**WORK TO BE COMPLETED:** Rewrite the rows that begin at the line containing "List UI elements and their [x0, y0, x1, y1]" and end with the line containing "- city-label: Vancouver: [26, 173, 145, 197]", renaming "category-label" to "category-title" and leaving everything else as it is.
══════
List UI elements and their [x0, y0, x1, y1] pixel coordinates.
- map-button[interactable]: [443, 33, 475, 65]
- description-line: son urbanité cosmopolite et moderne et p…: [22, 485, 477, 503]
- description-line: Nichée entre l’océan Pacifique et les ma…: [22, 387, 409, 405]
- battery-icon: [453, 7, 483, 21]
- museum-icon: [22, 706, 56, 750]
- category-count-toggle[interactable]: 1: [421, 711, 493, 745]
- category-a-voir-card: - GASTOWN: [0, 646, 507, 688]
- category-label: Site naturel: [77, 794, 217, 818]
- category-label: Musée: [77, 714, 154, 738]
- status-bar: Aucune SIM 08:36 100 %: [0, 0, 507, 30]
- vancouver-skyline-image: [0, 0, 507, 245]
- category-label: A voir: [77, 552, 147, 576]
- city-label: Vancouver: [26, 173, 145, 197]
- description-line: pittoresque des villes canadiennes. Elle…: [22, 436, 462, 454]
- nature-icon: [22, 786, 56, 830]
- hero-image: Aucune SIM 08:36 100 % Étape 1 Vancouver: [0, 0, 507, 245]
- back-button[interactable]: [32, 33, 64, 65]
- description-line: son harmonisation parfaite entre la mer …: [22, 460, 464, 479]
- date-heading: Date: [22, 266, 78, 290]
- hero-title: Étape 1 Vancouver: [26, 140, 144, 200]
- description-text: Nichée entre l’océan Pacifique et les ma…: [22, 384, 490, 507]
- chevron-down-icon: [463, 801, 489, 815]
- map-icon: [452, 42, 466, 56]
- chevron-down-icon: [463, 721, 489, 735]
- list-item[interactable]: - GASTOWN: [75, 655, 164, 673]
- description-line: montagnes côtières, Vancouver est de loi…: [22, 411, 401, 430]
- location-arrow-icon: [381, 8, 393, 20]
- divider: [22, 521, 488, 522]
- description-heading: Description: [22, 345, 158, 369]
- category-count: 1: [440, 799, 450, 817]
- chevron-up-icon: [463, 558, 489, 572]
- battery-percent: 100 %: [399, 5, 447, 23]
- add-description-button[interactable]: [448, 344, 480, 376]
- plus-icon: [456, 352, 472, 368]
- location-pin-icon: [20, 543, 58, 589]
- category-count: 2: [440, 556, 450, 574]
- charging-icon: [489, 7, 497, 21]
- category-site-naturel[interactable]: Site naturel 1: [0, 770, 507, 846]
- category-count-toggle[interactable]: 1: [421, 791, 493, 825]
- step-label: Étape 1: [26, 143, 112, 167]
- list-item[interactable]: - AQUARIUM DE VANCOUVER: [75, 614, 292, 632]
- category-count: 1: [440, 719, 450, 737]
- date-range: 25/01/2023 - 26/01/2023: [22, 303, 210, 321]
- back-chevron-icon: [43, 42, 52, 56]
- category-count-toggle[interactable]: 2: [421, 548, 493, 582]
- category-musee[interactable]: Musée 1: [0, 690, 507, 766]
══════
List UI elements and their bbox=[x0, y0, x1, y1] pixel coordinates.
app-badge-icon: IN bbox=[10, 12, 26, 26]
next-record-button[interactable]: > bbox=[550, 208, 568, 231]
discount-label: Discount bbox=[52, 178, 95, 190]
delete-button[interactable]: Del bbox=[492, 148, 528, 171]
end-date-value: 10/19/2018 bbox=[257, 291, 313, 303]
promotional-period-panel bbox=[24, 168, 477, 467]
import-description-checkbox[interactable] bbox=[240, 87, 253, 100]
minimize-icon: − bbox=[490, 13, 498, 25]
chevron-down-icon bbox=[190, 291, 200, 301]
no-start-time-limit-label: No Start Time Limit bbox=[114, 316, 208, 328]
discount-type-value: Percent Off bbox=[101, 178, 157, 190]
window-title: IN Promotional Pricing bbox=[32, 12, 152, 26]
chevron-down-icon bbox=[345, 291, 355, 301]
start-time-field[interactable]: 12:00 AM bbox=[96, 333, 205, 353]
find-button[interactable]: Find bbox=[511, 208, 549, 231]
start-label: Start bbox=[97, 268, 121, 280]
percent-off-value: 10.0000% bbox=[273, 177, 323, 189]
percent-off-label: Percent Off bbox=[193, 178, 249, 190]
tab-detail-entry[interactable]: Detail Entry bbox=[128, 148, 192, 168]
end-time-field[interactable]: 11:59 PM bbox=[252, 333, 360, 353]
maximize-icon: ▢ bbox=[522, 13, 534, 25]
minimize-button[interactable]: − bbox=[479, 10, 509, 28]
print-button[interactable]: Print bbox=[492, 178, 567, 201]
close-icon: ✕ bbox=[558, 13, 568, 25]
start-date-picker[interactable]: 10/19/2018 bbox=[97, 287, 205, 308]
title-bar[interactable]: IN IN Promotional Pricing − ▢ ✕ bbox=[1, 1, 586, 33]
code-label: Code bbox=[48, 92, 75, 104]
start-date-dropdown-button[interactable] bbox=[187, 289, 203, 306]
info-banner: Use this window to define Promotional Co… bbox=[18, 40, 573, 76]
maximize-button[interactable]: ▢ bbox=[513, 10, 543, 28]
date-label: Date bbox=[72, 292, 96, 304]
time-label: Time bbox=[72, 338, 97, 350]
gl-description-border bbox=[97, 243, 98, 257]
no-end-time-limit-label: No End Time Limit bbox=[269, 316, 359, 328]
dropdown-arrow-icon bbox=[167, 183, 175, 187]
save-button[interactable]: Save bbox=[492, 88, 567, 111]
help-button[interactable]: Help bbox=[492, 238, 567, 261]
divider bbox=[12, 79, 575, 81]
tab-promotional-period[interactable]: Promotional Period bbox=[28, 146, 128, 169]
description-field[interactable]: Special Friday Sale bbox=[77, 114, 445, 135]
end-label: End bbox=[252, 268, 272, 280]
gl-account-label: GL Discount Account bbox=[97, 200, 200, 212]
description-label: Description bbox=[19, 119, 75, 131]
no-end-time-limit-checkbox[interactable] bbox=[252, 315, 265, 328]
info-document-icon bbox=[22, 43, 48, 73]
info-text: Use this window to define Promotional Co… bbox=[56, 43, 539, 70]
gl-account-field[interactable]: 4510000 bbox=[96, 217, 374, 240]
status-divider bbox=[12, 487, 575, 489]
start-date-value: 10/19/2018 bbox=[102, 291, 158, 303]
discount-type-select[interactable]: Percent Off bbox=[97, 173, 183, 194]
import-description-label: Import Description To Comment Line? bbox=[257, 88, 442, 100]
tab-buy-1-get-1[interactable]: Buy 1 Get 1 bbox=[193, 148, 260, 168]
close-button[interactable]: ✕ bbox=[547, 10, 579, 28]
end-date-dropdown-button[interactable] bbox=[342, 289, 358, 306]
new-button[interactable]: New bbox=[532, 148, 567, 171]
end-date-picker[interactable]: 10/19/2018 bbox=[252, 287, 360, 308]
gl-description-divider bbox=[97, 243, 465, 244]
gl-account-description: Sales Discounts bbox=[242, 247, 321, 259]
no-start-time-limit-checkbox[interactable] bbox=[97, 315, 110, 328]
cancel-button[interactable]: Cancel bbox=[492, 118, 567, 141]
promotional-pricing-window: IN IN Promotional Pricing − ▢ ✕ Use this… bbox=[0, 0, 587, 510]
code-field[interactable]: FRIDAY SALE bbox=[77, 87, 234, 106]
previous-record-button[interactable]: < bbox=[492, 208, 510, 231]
══════
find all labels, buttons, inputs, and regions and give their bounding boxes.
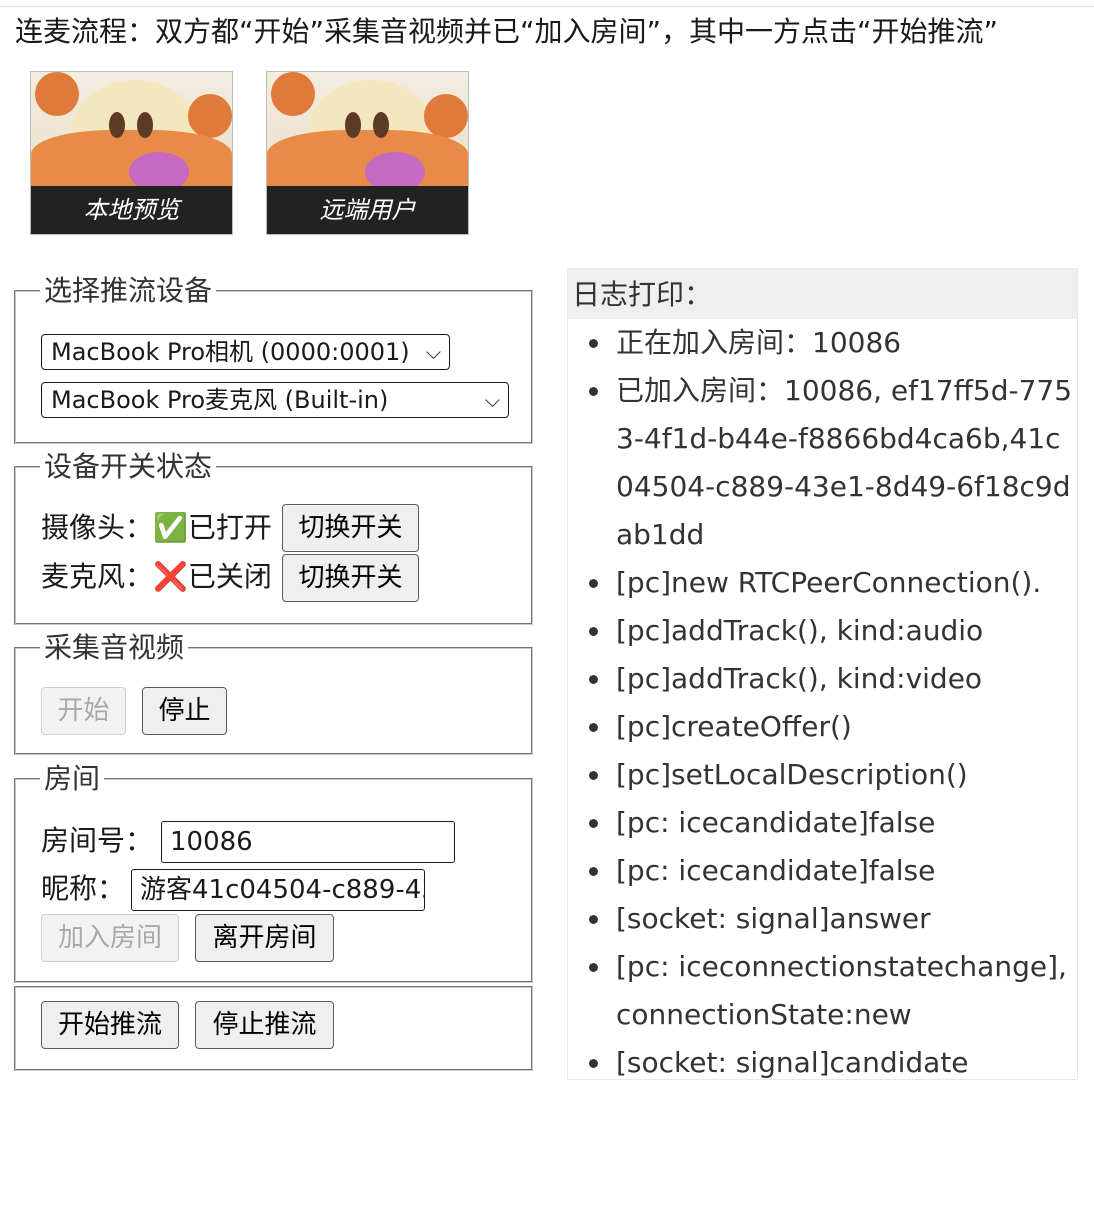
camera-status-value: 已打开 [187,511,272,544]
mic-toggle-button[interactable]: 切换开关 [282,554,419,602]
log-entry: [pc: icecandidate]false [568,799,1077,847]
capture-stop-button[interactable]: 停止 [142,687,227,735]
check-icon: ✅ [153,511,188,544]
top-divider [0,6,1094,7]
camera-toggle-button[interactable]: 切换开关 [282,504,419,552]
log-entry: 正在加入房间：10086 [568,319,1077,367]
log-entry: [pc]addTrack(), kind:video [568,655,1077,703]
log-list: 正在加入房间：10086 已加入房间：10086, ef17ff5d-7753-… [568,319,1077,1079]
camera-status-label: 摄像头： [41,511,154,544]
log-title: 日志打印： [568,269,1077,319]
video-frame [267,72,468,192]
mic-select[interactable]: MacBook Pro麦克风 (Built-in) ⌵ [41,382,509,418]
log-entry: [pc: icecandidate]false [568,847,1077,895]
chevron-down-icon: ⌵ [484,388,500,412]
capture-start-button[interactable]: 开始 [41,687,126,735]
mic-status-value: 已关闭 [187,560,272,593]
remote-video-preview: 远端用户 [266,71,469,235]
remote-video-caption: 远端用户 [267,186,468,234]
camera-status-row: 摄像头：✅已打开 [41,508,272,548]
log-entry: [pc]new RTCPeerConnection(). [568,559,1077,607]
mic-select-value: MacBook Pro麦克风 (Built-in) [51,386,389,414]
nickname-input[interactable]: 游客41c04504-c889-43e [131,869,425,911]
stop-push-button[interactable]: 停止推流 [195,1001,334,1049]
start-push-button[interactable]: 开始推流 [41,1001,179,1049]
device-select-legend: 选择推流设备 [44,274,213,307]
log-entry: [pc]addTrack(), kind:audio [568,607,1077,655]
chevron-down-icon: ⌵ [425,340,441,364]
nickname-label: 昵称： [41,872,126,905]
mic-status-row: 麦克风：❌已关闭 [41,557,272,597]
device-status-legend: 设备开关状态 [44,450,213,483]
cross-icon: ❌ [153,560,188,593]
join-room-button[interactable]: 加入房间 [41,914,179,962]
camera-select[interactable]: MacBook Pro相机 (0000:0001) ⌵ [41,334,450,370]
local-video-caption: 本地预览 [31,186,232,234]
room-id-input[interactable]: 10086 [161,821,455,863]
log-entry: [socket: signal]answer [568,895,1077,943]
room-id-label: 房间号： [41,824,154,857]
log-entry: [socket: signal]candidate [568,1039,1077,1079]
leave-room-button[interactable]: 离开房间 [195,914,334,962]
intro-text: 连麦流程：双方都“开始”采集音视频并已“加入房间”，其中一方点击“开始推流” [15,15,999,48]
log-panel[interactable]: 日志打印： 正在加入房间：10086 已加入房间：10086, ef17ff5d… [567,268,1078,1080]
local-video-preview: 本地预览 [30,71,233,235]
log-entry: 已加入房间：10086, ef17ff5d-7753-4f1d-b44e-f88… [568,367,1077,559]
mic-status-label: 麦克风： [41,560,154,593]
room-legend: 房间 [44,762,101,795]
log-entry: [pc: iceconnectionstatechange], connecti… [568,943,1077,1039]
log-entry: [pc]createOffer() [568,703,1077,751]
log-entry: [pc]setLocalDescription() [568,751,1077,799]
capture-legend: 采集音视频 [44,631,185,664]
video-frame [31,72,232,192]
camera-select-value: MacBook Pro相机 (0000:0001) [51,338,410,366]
══════
**REPLY TO THE TASK:**
List UI elements and their [x0, y0, x1, y1] pixel coordinates.
- map-button[interactable]: [443, 33, 475, 65]
- description-line: son urbanité cosmopolite et moderne et p…: [22, 485, 477, 503]
- description-line: Nichée entre l’océan Pacifique et les ma…: [22, 387, 409, 405]
- battery-icon: [453, 7, 483, 21]
- museum-icon: [22, 706, 56, 750]
- category-count-toggle[interactable]: 1: [421, 711, 493, 745]
- category-a-voir-card: - GASTOWN: [0, 646, 507, 688]
- category-title: Site naturel: [77, 794, 217, 818]
- category-title: Musée: [77, 714, 154, 738]
- status-bar: Aucune SIM 08:36 100 %: [0, 0, 507, 30]
- vancouver-skyline-image: [0, 0, 507, 245]
- category-title: A voir: [77, 552, 147, 576]
- city-label: Vancouver: [26, 173, 145, 197]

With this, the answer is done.